▼
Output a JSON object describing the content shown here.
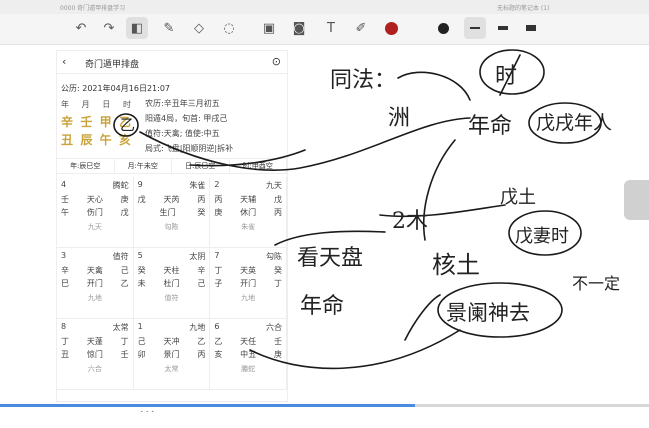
{
  "status_bar": {
    "left_text": "0000 奇门遁甲排盘学习",
    "right_text": "无标题的笔记本 (1)"
  },
  "app": {
    "title": "奇门遁甲排盘",
    "date_line": "公历: 2021年04月16日21:07",
    "pillar_labels": [
      "年",
      "月",
      "日",
      "时"
    ],
    "stems": [
      "辛",
      "壬",
      "甲",
      "乙"
    ],
    "branches": [
      "丑",
      "辰",
      "午",
      "亥"
    ],
    "info_lines": [
      "农历:辛丑年三月初五",
      "阳遁4局，旬首: 甲戌己",
      "值符:天禽; 值使:中五",
      "局式:飞盘|阳顺阴逆|拆补"
    ],
    "kong": [
      "年:辰巳空",
      "月:午未空",
      "日:辰巳空",
      "时:申酉空"
    ],
    "palaces": [
      {
        "num": "4",
        "god": "腾蛇",
        "r2": [
          "壬",
          "天心",
          "庚"
        ],
        "r3": [
          "午",
          "伤门",
          "戊"
        ],
        "foot": "九天"
      },
      {
        "num": "9",
        "god": "朱雀",
        "r2": [
          "戊",
          "天芮",
          "丙"
        ],
        "r3": [
          "",
          "生门",
          "癸"
        ],
        "foot": "勾陈"
      },
      {
        "num": "2",
        "god": "九天",
        "r2": [
          "丙",
          "天辅",
          "戊"
        ],
        "r3": [
          "庚",
          "休门",
          "丙"
        ],
        "foot": "朱雀"
      },
      {
        "num": "3",
        "god": "值符",
        "r2": [
          "辛",
          "天禽",
          "己"
        ],
        "r3": [
          "巳",
          "开门",
          "乙"
        ],
        "foot": "九地"
      },
      {
        "num": "5",
        "god": "太阴",
        "r2": [
          "癸",
          "天柱",
          "辛"
        ],
        "r3": [
          "未",
          "杜门",
          "己"
        ],
        "foot": "值符"
      },
      {
        "num": "7",
        "god": "勾陈",
        "r2": [
          "丁",
          "天英",
          "癸"
        ],
        "r3": [
          "子",
          "开门",
          "丁"
        ],
        "foot": "九地"
      },
      {
        "num": "8",
        "god": "太常",
        "r2": [
          "丁",
          "天蓬",
          "丁"
        ],
        "r3": [
          "丑",
          "惊门",
          "壬"
        ],
        "foot": "六合"
      },
      {
        "num": "1",
        "god": "九地",
        "r2": [
          "己",
          "天冲",
          "乙"
        ],
        "r3": [
          "卯",
          "景门",
          "丙"
        ],
        "foot": "太常"
      },
      {
        "num": "6",
        "god": "六合",
        "r2": [
          "乙",
          "天任",
          "壬"
        ],
        "r3": [
          "亥",
          "中五",
          "庚"
        ],
        "foot": "螣蛇"
      }
    ]
  },
  "handwriting": {
    "tongfa": "同法：",
    "ran": "洲",
    "shishi": "时",
    "nianming": "年命",
    "wuxu": "戊戌年人",
    "wutu": "戊土",
    "ermu": "2木",
    "hetu": "核土",
    "wuqishi": "戊妻时",
    "kantian": "看天盘",
    "nianming2": "年命",
    "jingmenshen": "景阑神去",
    "buhao": "不一定",
    "small_marks": "乙"
  },
  "video": {
    "progress_percent": 64
  }
}
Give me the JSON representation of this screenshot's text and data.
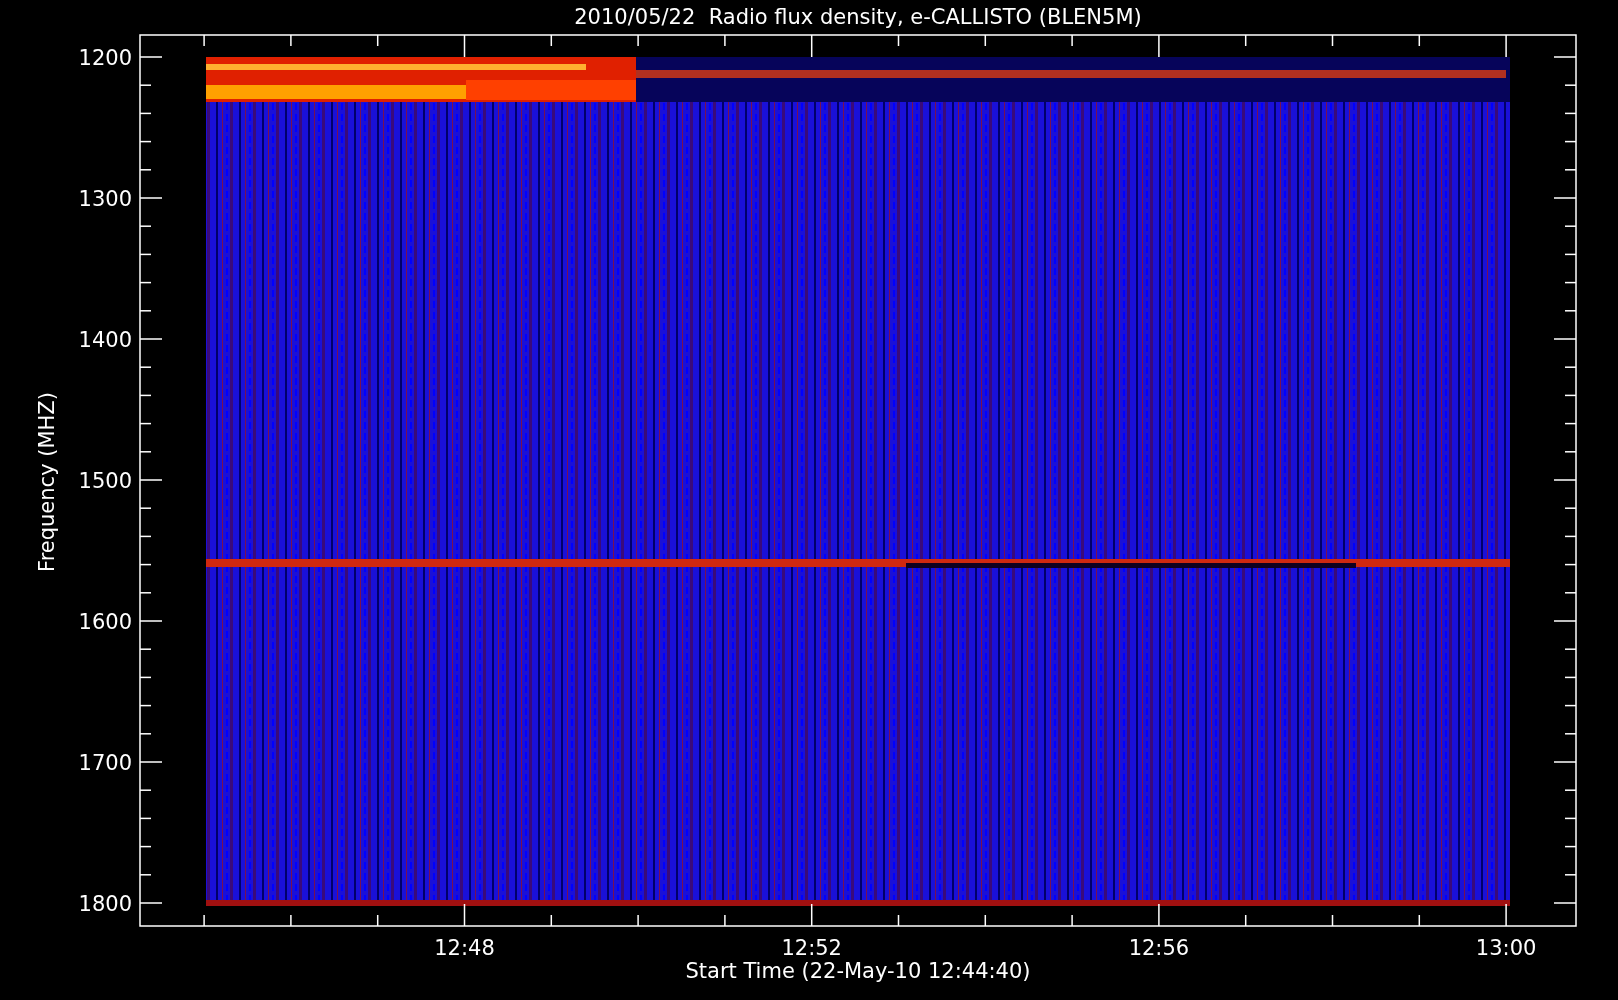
{
  "title": "2010/05/22  Radio flux density, e-CALLISTO (BLEN5M)",
  "y_axis": {
    "label": "Frequency (MHZ)",
    "ticks": [
      "1200",
      "1300",
      "1400",
      "1500",
      "1600",
      "1700",
      "1800"
    ]
  },
  "x_axis": {
    "label": "Start Time (22-May-10 12:44:40)",
    "ticks": [
      "12:48",
      "12:52",
      "12:56",
      "13:00"
    ]
  }
}
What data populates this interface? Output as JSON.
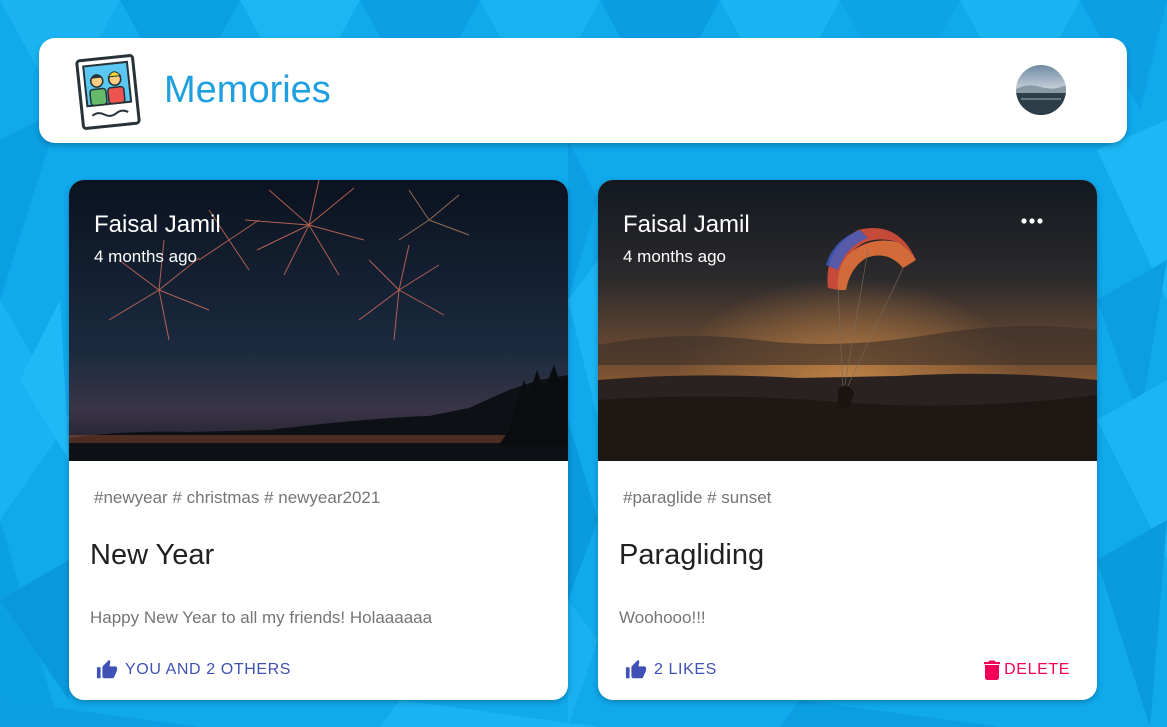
{
  "app": {
    "title": "Memories"
  },
  "colors": {
    "background": "#0fa9ec",
    "brand": "#1e9fe0",
    "like": "#3f51b5",
    "delete": "#f50057"
  },
  "icons": {
    "logo": "photo-frame-people-icon",
    "like": "thumb-up-icon",
    "delete": "trash-icon",
    "more": "more-horizontal-icon"
  },
  "posts": [
    {
      "author": "Faisal Jamil",
      "time": "4 months ago",
      "tags": "#newyear # christmas # newyear2021",
      "title": "New Year",
      "message": "Happy New Year to all my friends! Holaaaaaa",
      "like_label": "YOU AND 2 OTHERS",
      "image": "fireworks-over-lake"
    },
    {
      "author": "Faisal Jamil",
      "time": "4 months ago",
      "tags": "#paraglide # sunset",
      "title": "Paragliding",
      "message": "Woohooo!!!",
      "like_label": "2 LIKES",
      "delete_label": "DELETE",
      "image": "paraglider-at-sunset"
    }
  ]
}
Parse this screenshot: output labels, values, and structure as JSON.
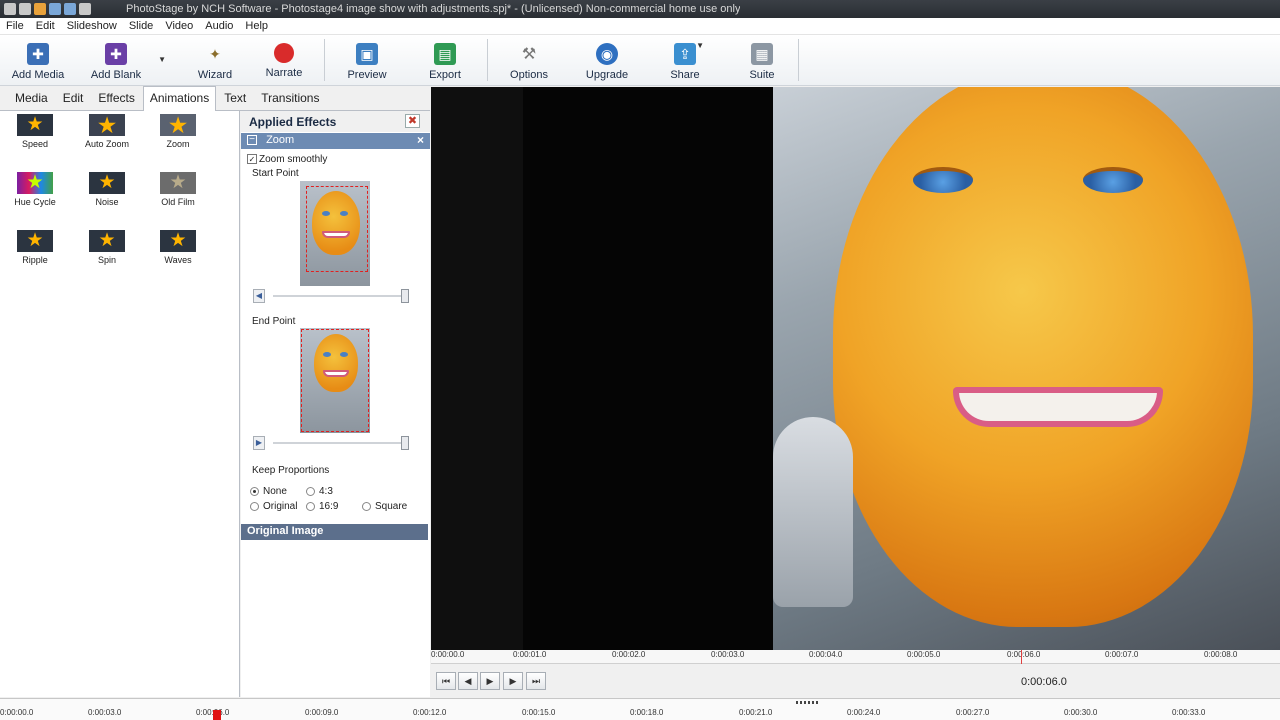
{
  "window": {
    "title": "PhotoStage by NCH Software - Photostage4 image show with adjustments.spj* - (Unlicensed) Non-commercial home use only"
  },
  "menu": [
    "File",
    "Edit",
    "Slideshow",
    "Slide",
    "Video",
    "Audio",
    "Help"
  ],
  "toolbar": {
    "add_media": "Add Media",
    "add_blank": "Add Blank",
    "wizard": "Wizard",
    "narrate": "Narrate",
    "preview": "Preview",
    "export": "Export",
    "options": "Options",
    "upgrade": "Upgrade",
    "share": "Share",
    "suite": "Suite"
  },
  "tabs": {
    "media": "Media",
    "edit": "Edit",
    "effects": "Effects",
    "animations": "Animations",
    "text": "Text",
    "transitions": "Transitions",
    "active": "Animations"
  },
  "animations": {
    "speed": "Speed",
    "auto_zoom": "Auto Zoom",
    "zoom": "Zoom",
    "hue_cycle": "Hue Cycle",
    "noise": "Noise",
    "old_film": "Old Film",
    "ripple": "Ripple",
    "spin": "Spin",
    "waves": "Waves"
  },
  "applied_effects": {
    "title": "Applied Effects",
    "zoom_header": "Zoom",
    "zoom_smoothly": "Zoom smoothly",
    "zoom_smoothly_checked": true,
    "start_point": "Start Point",
    "end_point": "End Point",
    "keep_proportions": "Keep Proportions",
    "proportion_options": {
      "none": "None",
      "ratio_4_3": "4:3",
      "original": "Original",
      "ratio_16_9": "16:9",
      "square": "Square"
    },
    "selected_proportion": "None",
    "original_image": "Original Image"
  },
  "preview_ruler": [
    "0:00:00.0",
    "0:00:01.0",
    "0:00:02.0",
    "0:00:03.0",
    "0:00:04.0",
    "0:00:05.0",
    "0:00:06.0",
    "0:00:07.0",
    "0:00:08.0"
  ],
  "transport": {
    "current_time": "0:00:06.0"
  },
  "timeline_ruler": [
    "0:00:00.0",
    "0:00:03.0",
    "0:00:06.0",
    "0:00:09.0",
    "0:00:12.0",
    "0:00:15.0",
    "0:00:18.0",
    "0:00:21.0",
    "0:00:24.0",
    "0:00:27.0",
    "0:00:30.0",
    "0:00:33.0"
  ],
  "colors": {
    "panel_header": "#6d8bb3",
    "original_header": "#5c6f8c",
    "playhead": "#e01010",
    "star": "#ffb400"
  }
}
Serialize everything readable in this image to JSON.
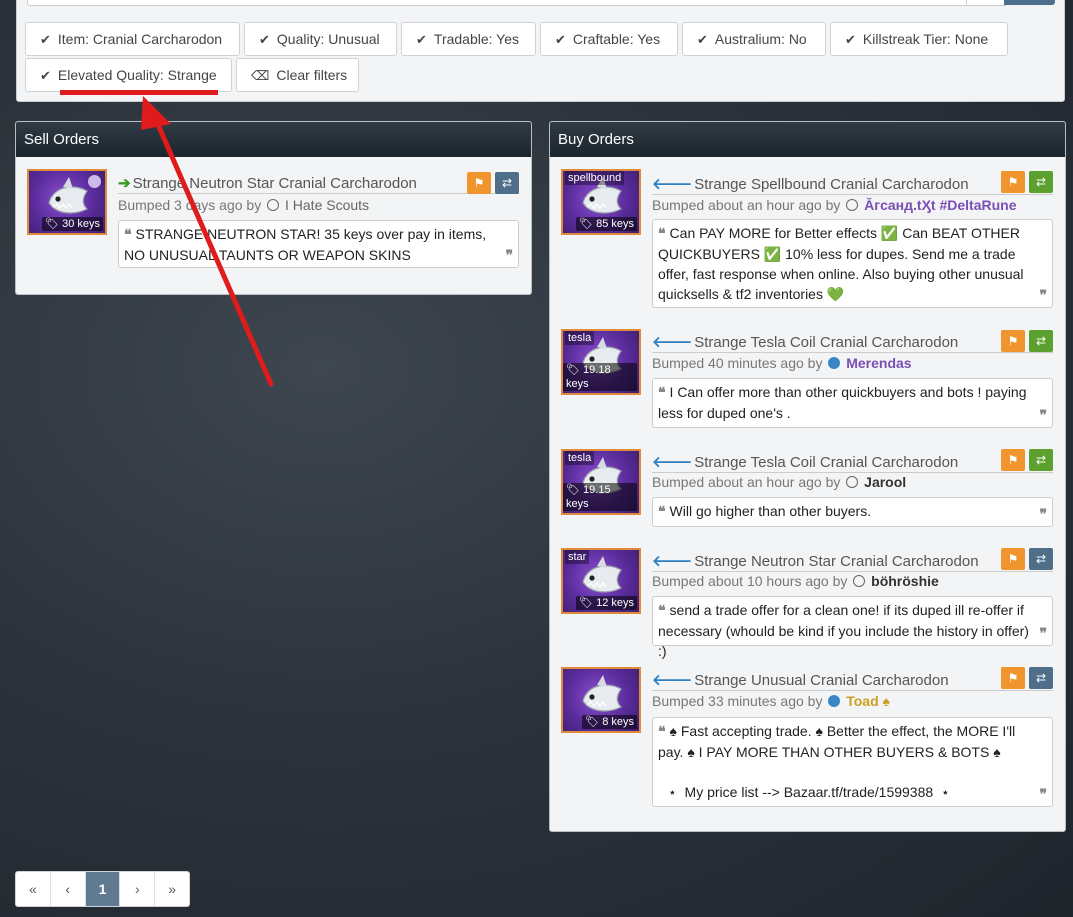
{
  "filters": [
    {
      "label": "Item: Cranial Carcharodon"
    },
    {
      "label": "Quality: Unusual"
    },
    {
      "label": "Tradable: Yes"
    },
    {
      "label": "Craftable: Yes"
    },
    {
      "label": "Australium: No"
    },
    {
      "label": "Killstreak Tier: None"
    },
    {
      "label": "Elevated Quality: Strange"
    }
  ],
  "clear_filters_label": "Clear filters",
  "sell": {
    "heading": "Sell Orders",
    "orders": [
      {
        "title": "Strange Neutron Star Cranial Carcharodon",
        "bumped": "Bumped 3 days ago by",
        "user": "I Hate Scouts",
        "price": "30 keys",
        "comment": "STRANGE NEUTRON STAR! 35 keys over pay in items, NO UNUSUAL TAUNTS OR WEAPON SKINS"
      }
    ]
  },
  "buy": {
    "heading": "Buy Orders",
    "orders": [
      {
        "tag": "spellbound",
        "price": "85 keys",
        "title": "Strange Spellbound Cranial Carcharodon",
        "bumped": "Bumped about an hour ago by",
        "user": "Ăгcaнд.tӼt #DeltaRune",
        "comment": "Can PAY MORE for Better effects ✅ Can BEAT OTHER QUICKBUYERS ✅ 10% less for dupes. Send me a trade offer, fast response when online. Also buying other unusual quicksells & tf2 inventories 💚"
      },
      {
        "tag": "tesla",
        "price": "19.18 keys",
        "title": "Strange Tesla Coil Cranial Carcharodon",
        "bumped": "Bumped 40 minutes ago by",
        "user": "Merendas",
        "comment": "I Can offer more than other quickbuyers and bots ! paying less for duped one's ."
      },
      {
        "tag": "tesla",
        "price": "19.15 keys",
        "title": "Strange Tesla Coil Cranial Carcharodon",
        "bumped": "Bumped about an hour ago by",
        "user": "Jarool",
        "comment": "Will go higher than other buyers."
      },
      {
        "tag": "star",
        "price": "12 keys",
        "title": "Strange Neutron Star Cranial Carcharodon",
        "bumped": "Bumped about 10 hours ago by",
        "user": "böhröshie",
        "comment": "send a trade offer for a clean one! if its duped ill re-offer if necessary (whould be kind if you include the history in offer) :)"
      },
      {
        "tag": "",
        "price": "8 keys",
        "title": "Strange Unusual Cranial Carcharodon",
        "bumped": "Bumped 33 minutes ago by",
        "user": "Toad ♠",
        "comment_line1": "♠ Fast accepting trade. ♠ Better the effect, the MORE I'll pay. ♠ I PAY MORE THAN OTHER BUYERS & BOTS ♠",
        "comment_line2": "⋆  My price list --> Bazaar.tf/trade/1599388  ⋆"
      }
    ]
  },
  "pagination": {
    "first": "«",
    "prev": "‹",
    "current": "1",
    "next": "›",
    "last": "»"
  },
  "colors": {
    "flag": "#f0952e",
    "trade_blue": "#4f6e8a",
    "trade_green": "#5ca12f",
    "annotation_red": "#e01b1b"
  }
}
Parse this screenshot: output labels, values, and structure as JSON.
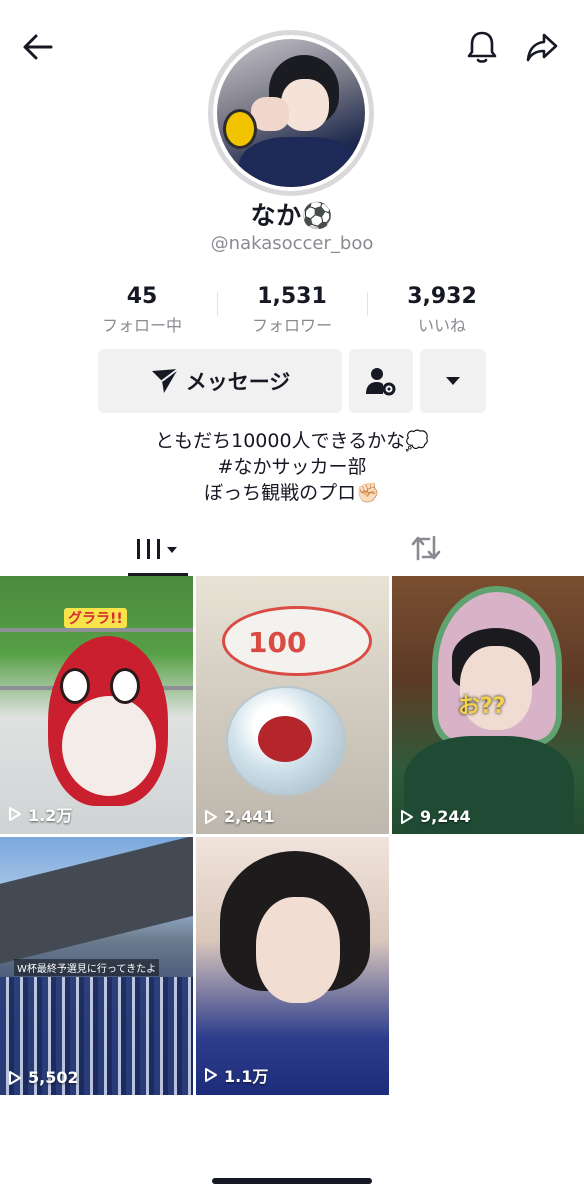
{
  "profile": {
    "display_name": "なか⚽",
    "handle": "@nakasoccer_boo"
  },
  "stats": [
    {
      "value": "45",
      "label": "フォロー中"
    },
    {
      "value": "1,531",
      "label": "フォロワー"
    },
    {
      "value": "3,932",
      "label": "いいね"
    }
  ],
  "actions": {
    "message_label": "メッセージ"
  },
  "bio": {
    "lines": [
      "ともだち10000人できるかな💭",
      "#なかサッカー部",
      "ぼっち観戦のプロ✊🏻"
    ]
  },
  "tabs": {
    "videos_icon": "grid-icon",
    "repost_icon": "repost-icon"
  },
  "videos": [
    {
      "views": "1.2万",
      "caption": "グララ!!"
    },
    {
      "views": "2,441",
      "caption": "100"
    },
    {
      "views": "9,244",
      "caption": "お??"
    },
    {
      "views": "5,502",
      "caption": "W杯最終予選見に行ってきたよ"
    },
    {
      "views": "1.1万",
      "caption": ""
    }
  ],
  "colors": {
    "text": "#161823",
    "muted": "#8a8b91",
    "button_bg": "#f1f1f2"
  }
}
▲
> _DO THIS_:
Which lines contain "Bumped"? Copy each of them out.

> _WRITTEN SOLUTION_:
        "bumped": "Bumped 3 days ago by",
        "bumped": "Bumped about an hour ago by",
        "bumped": "Bumped 40 minutes ago by",
        "bumped": "Bumped about an hour ago by",
        "bumped": "Bumped about 10 hours ago by",
        "bumped": "Bumped 33 minutes ago by",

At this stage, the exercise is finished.